▸ AIM OF THE TASK
Exactly repeat the material, dropping only the pictures.

Records excerpted from a collection
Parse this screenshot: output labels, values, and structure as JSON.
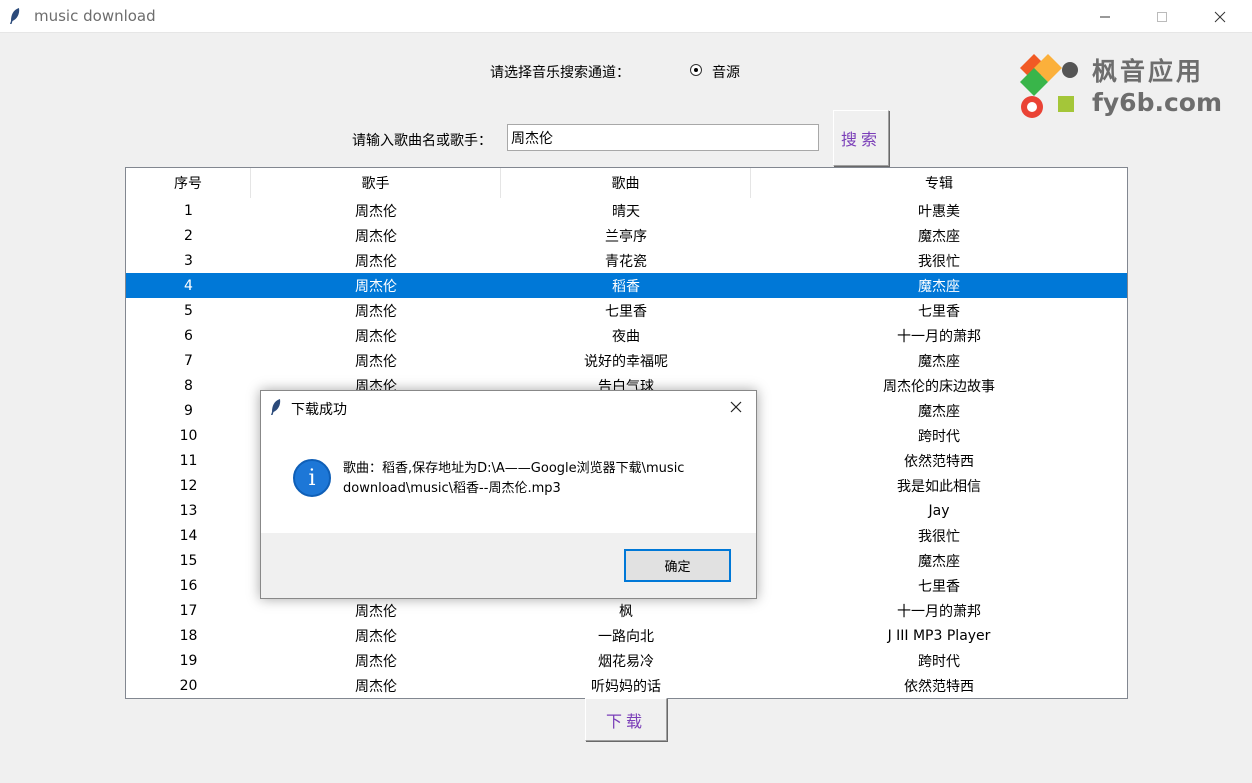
{
  "window": {
    "title": "music download"
  },
  "search_channel": {
    "label": "请选择音乐搜索通道：",
    "option": "音源",
    "selected": true
  },
  "logo": {
    "line1": "枫音应用",
    "line2": "fy6b.com"
  },
  "search": {
    "label": "请输入歌曲名或歌手：",
    "value": "周杰伦",
    "button": "搜索"
  },
  "table": {
    "columns": [
      "序号",
      "歌手",
      "歌曲",
      "专辑"
    ],
    "selected_row": 3,
    "rows": [
      [
        "1",
        "周杰伦",
        "晴天",
        "叶惠美"
      ],
      [
        "2",
        "周杰伦",
        "兰亭序",
        "魔杰座"
      ],
      [
        "3",
        "周杰伦",
        "青花瓷",
        "我很忙"
      ],
      [
        "4",
        "周杰伦",
        "稻香",
        "魔杰座"
      ],
      [
        "5",
        "周杰伦",
        "七里香",
        "七里香"
      ],
      [
        "6",
        "周杰伦",
        "夜曲",
        "十一月的萧邦"
      ],
      [
        "7",
        "周杰伦",
        "说好的幸福呢",
        "魔杰座"
      ],
      [
        "8",
        "周杰伦",
        "告白气球",
        "周杰伦的床边故事"
      ],
      [
        "9",
        "",
        "",
        "魔杰座"
      ],
      [
        "10",
        "",
        "",
        "跨时代"
      ],
      [
        "11",
        "",
        "",
        "依然范特西"
      ],
      [
        "12",
        "",
        "",
        "我是如此相信"
      ],
      [
        "13",
        "",
        "",
        "Jay"
      ],
      [
        "14",
        "",
        "",
        "我很忙"
      ],
      [
        "15",
        "",
        "",
        "魔杰座"
      ],
      [
        "16",
        "",
        "",
        "七里香"
      ],
      [
        "17",
        "周杰伦",
        "枫",
        "十一月的萧邦"
      ],
      [
        "18",
        "周杰伦",
        "一路向北",
        "J III MP3 Player"
      ],
      [
        "19",
        "周杰伦",
        "烟花易冷",
        "跨时代"
      ],
      [
        "20",
        "周杰伦",
        "听妈妈的话",
        "依然范特西"
      ]
    ]
  },
  "download_button": "下载",
  "dialog": {
    "title": "下载成功",
    "message": "歌曲：稻香,保存地址为D:\\A——Google浏览器下载\\music download\\music\\稻香--周杰伦.mp3",
    "ok": "确定"
  },
  "colors": {
    "selection": "#0078d7",
    "accent_text": "#7a3eb8",
    "info_icon": "#1d77d7"
  }
}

▸ COMPLETE RESPONSE
Parse this screenshot: output labels, values, and structure as JSON.
{
  "window": {
    "title": "music download"
  },
  "search_channel": {
    "label": "请选择音乐搜索通道：",
    "option": "音源",
    "selected": true
  },
  "logo": {
    "line1": "枫音应用",
    "line2": "fy6b.com"
  },
  "search": {
    "label": "请输入歌曲名或歌手：",
    "value": "周杰伦",
    "button": "搜索"
  },
  "table": {
    "columns": [
      "序号",
      "歌手",
      "歌曲",
      "专辑"
    ],
    "selected_row": 3,
    "rows": [
      [
        "1",
        "周杰伦",
        "晴天",
        "叶惠美"
      ],
      [
        "2",
        "周杰伦",
        "兰亭序",
        "魔杰座"
      ],
      [
        "3",
        "周杰伦",
        "青花瓷",
        "我很忙"
      ],
      [
        "4",
        "周杰伦",
        "稻香",
        "魔杰座"
      ],
      [
        "5",
        "周杰伦",
        "七里香",
        "七里香"
      ],
      [
        "6",
        "周杰伦",
        "夜曲",
        "十一月的萧邦"
      ],
      [
        "7",
        "周杰伦",
        "说好的幸福呢",
        "魔杰座"
      ],
      [
        "8",
        "周杰伦",
        "告白气球",
        "周杰伦的床边故事"
      ],
      [
        "9",
        "",
        "",
        "魔杰座"
      ],
      [
        "10",
        "",
        "",
        "跨时代"
      ],
      [
        "11",
        "",
        "",
        "依然范特西"
      ],
      [
        "12",
        "",
        "",
        "我是如此相信"
      ],
      [
        "13",
        "",
        "",
        "Jay"
      ],
      [
        "14",
        "",
        "",
        "我很忙"
      ],
      [
        "15",
        "",
        "",
        "魔杰座"
      ],
      [
        "16",
        "",
        "",
        "七里香"
      ],
      [
        "17",
        "周杰伦",
        "枫",
        "十一月的萧邦"
      ],
      [
        "18",
        "周杰伦",
        "一路向北",
        "J III MP3 Player"
      ],
      [
        "19",
        "周杰伦",
        "烟花易冷",
        "跨时代"
      ],
      [
        "20",
        "周杰伦",
        "听妈妈的话",
        "依然范特西"
      ]
    ]
  },
  "download_button": "下载",
  "dialog": {
    "title": "下载成功",
    "message": "歌曲：稻香,保存地址为D:\\A——Google浏览器下载\\music download\\music\\稻香--周杰伦.mp3",
    "ok": "确定"
  },
  "colors": {
    "selection": "#0078d7",
    "accent_text": "#7a3eb8",
    "info_icon": "#1d77d7"
  }
}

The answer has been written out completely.